Direito Administrativo

A lei de responsabilidade fiscal e o término dos mandatos dos prefeitos – a polêmica dos restos a pagar

A lei de responsabilidade fiscal e o término dos mandatos dos prefeitos – a polêmica dos restos a pagar

 

 

Antonio Sergio Baptista*

 

 

A questão dos restos a pagar, a partir da vigência da Lei Complementar nº 101/2000, recebeu disciplina bastante rígida, tanto no corpo deste último diploma quanto nas tipificações delituosas acrescentadas ao nosso Código Penal através da Lei nº 10.028/2000. Disciplina que tem origem em um dos pressupostos fundamentais da responsabilidade na gestão fiscal, dentre aqueles consagrados no parágrafo 1º, do artigo 1º, da Lei de Responsabilidade Fiscal: o equilíbrio das contas públicas.

 

 Equilíbrio que, em síntese, exige dos administradores públicos eficiente controle das despesas, mediante planejamento constante – outro pressuposto fundamental -, com adoção de medidas eficazes para adequá-las às receitas efetivamente arrecadadas.
- - - - -
◆ **O QUE FAZER**: Copie integralmente o texto acima sobre a Lei de Responsabilidade Fiscal e os restos a pagar.

◆ **EXCERTO DOS DADOS**:
- - - - -
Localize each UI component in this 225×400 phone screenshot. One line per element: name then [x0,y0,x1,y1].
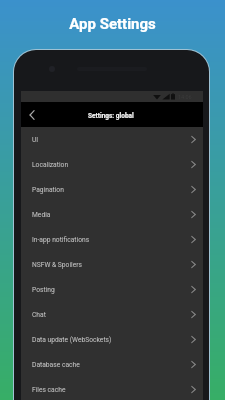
- - - - -
◆ **SOLUÇÃO DO EXERCÍCIO**:
Direito Administrativo

A lei de responsabilidade fiscal e o término dos mandatos dos prefeitos – a polêmica dos restos a pagar

A lei de responsabilidade fiscal e o término dos mandatos dos prefeitos – a polêmica dos restos a pagar

 

 

Antonio Sergio Baptista*

 

 

A questão dos restos a pagar, a partir da vigência da Lei Complementar nº 101/2000, recebeu disciplina bastante rígida, tanto no corpo deste último diploma quanto nas tipificações delituosas acrescentadas ao nosso Código Penal através da Lei nº 10.028/2000. Disciplina que tem origem em um dos pressupostos fundamentais da responsabilidade na gestão fiscal, dentre aqueles consagrados no parágrafo 1º, do artigo 1º, da Lei de Responsabilidade Fiscal: o equilíbrio das contas públicas.

 

 Equilíbrio que, em síntese, exige dos administradores públicos eficiente controle das despesas, mediante planejamento constante – outro pressuposto fundamental -, com adoção de medidas eficazes para adequá-las às receitas efetivamente arrecadadas.